**Exercise data**.
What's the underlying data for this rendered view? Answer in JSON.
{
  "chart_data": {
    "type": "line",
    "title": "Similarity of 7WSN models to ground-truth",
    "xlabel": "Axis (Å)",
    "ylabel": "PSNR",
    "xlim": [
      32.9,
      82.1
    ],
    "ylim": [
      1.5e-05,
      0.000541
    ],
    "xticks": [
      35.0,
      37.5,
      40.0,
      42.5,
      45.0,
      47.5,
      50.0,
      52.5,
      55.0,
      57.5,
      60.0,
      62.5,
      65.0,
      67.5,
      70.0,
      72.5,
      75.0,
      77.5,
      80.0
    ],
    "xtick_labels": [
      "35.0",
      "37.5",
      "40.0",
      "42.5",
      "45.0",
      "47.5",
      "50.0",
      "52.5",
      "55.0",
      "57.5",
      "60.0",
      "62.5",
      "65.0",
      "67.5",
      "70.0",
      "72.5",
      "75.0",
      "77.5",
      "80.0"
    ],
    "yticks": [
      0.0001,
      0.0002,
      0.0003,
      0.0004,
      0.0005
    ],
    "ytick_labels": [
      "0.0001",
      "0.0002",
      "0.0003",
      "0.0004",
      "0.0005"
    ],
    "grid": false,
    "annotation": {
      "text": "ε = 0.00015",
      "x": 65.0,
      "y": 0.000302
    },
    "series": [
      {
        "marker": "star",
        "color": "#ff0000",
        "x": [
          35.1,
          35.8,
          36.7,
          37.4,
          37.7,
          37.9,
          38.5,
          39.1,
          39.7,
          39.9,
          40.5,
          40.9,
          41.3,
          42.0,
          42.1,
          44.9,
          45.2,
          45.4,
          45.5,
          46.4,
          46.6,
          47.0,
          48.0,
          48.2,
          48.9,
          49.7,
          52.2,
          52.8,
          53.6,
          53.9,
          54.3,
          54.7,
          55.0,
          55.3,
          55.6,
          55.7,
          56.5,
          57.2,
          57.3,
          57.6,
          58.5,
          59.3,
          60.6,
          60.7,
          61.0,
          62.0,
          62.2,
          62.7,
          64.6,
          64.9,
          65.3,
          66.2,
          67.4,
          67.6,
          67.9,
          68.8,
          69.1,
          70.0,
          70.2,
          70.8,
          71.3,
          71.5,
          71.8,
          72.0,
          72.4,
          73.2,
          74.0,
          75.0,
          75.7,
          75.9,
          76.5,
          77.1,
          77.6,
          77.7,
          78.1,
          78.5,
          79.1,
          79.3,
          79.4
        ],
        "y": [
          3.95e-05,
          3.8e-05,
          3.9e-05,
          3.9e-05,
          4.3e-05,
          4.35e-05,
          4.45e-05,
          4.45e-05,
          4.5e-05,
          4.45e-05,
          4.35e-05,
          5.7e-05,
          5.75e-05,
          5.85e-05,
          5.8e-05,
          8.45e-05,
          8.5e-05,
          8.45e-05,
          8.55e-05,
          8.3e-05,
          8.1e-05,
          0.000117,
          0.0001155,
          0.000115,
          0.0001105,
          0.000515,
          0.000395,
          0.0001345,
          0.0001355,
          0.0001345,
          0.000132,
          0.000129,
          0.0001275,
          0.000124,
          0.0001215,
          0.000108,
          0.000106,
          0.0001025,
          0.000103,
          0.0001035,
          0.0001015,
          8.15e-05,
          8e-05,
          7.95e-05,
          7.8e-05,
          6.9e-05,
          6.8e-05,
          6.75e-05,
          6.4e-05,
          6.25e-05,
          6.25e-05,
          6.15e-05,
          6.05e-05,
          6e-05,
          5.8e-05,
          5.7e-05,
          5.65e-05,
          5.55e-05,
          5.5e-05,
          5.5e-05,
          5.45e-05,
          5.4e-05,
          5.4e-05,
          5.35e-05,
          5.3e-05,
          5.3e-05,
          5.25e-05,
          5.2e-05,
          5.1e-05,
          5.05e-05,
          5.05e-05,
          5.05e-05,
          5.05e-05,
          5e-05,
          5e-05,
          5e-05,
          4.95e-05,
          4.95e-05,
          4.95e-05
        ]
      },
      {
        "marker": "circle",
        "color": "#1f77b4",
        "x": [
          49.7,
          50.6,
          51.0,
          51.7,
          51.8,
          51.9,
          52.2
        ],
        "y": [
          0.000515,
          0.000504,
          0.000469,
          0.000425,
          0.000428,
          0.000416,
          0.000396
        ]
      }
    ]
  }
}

**Written problem**. Above are some records; repeat all of them exactly.

**Exercise solution**.
What's the underlying data for this rendered view? Answer in JSON.
{
  "chart_data": {
    "type": "line",
    "title": "Similarity of 7WSN models to ground-truth",
    "xlabel": "Axis (Å)",
    "ylabel": "PSNR",
    "xlim": [
      32.9,
      82.1
    ],
    "ylim": [
      1.5e-05,
      0.000541
    ],
    "xticks": [
      35.0,
      37.5,
      40.0,
      42.5,
      45.0,
      47.5,
      50.0,
      52.5,
      55.0,
      57.5,
      60.0,
      62.5,
      65.0,
      67.5,
      70.0,
      72.5,
      75.0,
      77.5,
      80.0
    ],
    "xtick_labels": [
      "35.0",
      "37.5",
      "40.0",
      "42.5",
      "45.0",
      "47.5",
      "50.0",
      "52.5",
      "55.0",
      "57.5",
      "60.0",
      "62.5",
      "65.0",
      "67.5",
      "70.0",
      "72.5",
      "75.0",
      "77.5",
      "80.0"
    ],
    "yticks": [
      0.0001,
      0.0002,
      0.0003,
      0.0004,
      0.0005
    ],
    "ytick_labels": [
      "0.0001",
      "0.0002",
      "0.0003",
      "0.0004",
      "0.0005"
    ],
    "grid": false,
    "annotation": {
      "text": "ε = 0.00015",
      "x": 65.0,
      "y": 0.000302
    },
    "series": [
      {
        "marker": "star",
        "color": "#ff0000",
        "x": [
          35.1,
          35.8,
          36.7,
          37.4,
          37.7,
          37.9,
          38.5,
          39.1,
          39.7,
          39.9,
          40.5,
          40.9,
          41.3,
          42.0,
          42.1,
          44.9,
          45.2,
          45.4,
          45.5,
          46.4,
          46.6,
          47.0,
          48.0,
          48.2,
          48.9,
          49.7,
          52.2,
          52.8,
          53.6,
          53.9,
          54.3,
          54.7,
          55.0,
          55.3,
          55.6,
          55.7,
          56.5,
          57.2,
          57.3,
          57.6,
          58.5,
          59.3,
          60.6,
          60.7,
          61.0,
          62.0,
          62.2,
          62.7,
          64.6,
          64.9,
          65.3,
          66.2,
          67.4,
          67.6,
          67.9,
          68.8,
          69.1,
          70.0,
          70.2,
          70.8,
          71.3,
          71.5,
          71.8,
          72.0,
          72.4,
          73.2,
          74.0,
          75.0,
          75.7,
          75.9,
          76.5,
          77.1,
          77.6,
          77.7,
          78.1,
          78.5,
          79.1,
          79.3,
          79.4
        ],
        "y": [
          3.95e-05,
          3.8e-05,
          3.9e-05,
          3.9e-05,
          4.3e-05,
          4.35e-05,
          4.45e-05,
          4.45e-05,
          4.5e-05,
          4.45e-05,
          4.35e-05,
          5.7e-05,
          5.75e-05,
          5.85e-05,
          5.8e-05,
          8.45e-05,
          8.5e-05,
          8.45e-05,
          8.55e-05,
          8.3e-05,
          8.1e-05,
          0.000117,
          0.0001155,
          0.000115,
          0.0001105,
          0.000515,
          0.000395,
          0.0001345,
          0.0001355,
          0.0001345,
          0.000132,
          0.000129,
          0.0001275,
          0.000124,
          0.0001215,
          0.000108,
          0.000106,
          0.0001025,
          0.000103,
          0.0001035,
          0.0001015,
          8.15e-05,
          8e-05,
          7.95e-05,
          7.8e-05,
          6.9e-05,
          6.8e-05,
          6.75e-05,
          6.4e-05,
          6.25e-05,
          6.25e-05,
          6.15e-05,
          6.05e-05,
          6e-05,
          5.8e-05,
          5.7e-05,
          5.65e-05,
          5.55e-05,
          5.5e-05,
          5.5e-05,
          5.45e-05,
          5.4e-05,
          5.4e-05,
          5.35e-05,
          5.3e-05,
          5.3e-05,
          5.25e-05,
          5.2e-05,
          5.1e-05,
          5.05e-05,
          5.05e-05,
          5.05e-05,
          5.05e-05,
          5e-05,
          5e-05,
          5e-05,
          4.95e-05,
          4.95e-05,
          4.95e-05
        ]
      },
      {
        "marker": "circle",
        "color": "#1f77b4",
        "x": [
          49.7,
          50.6,
          51.0,
          51.7,
          51.8,
          51.9,
          52.2
        ],
        "y": [
          0.000515,
          0.000504,
          0.000469,
          0.000425,
          0.000428,
          0.000416,
          0.000396
        ]
      }
    ]
  }
}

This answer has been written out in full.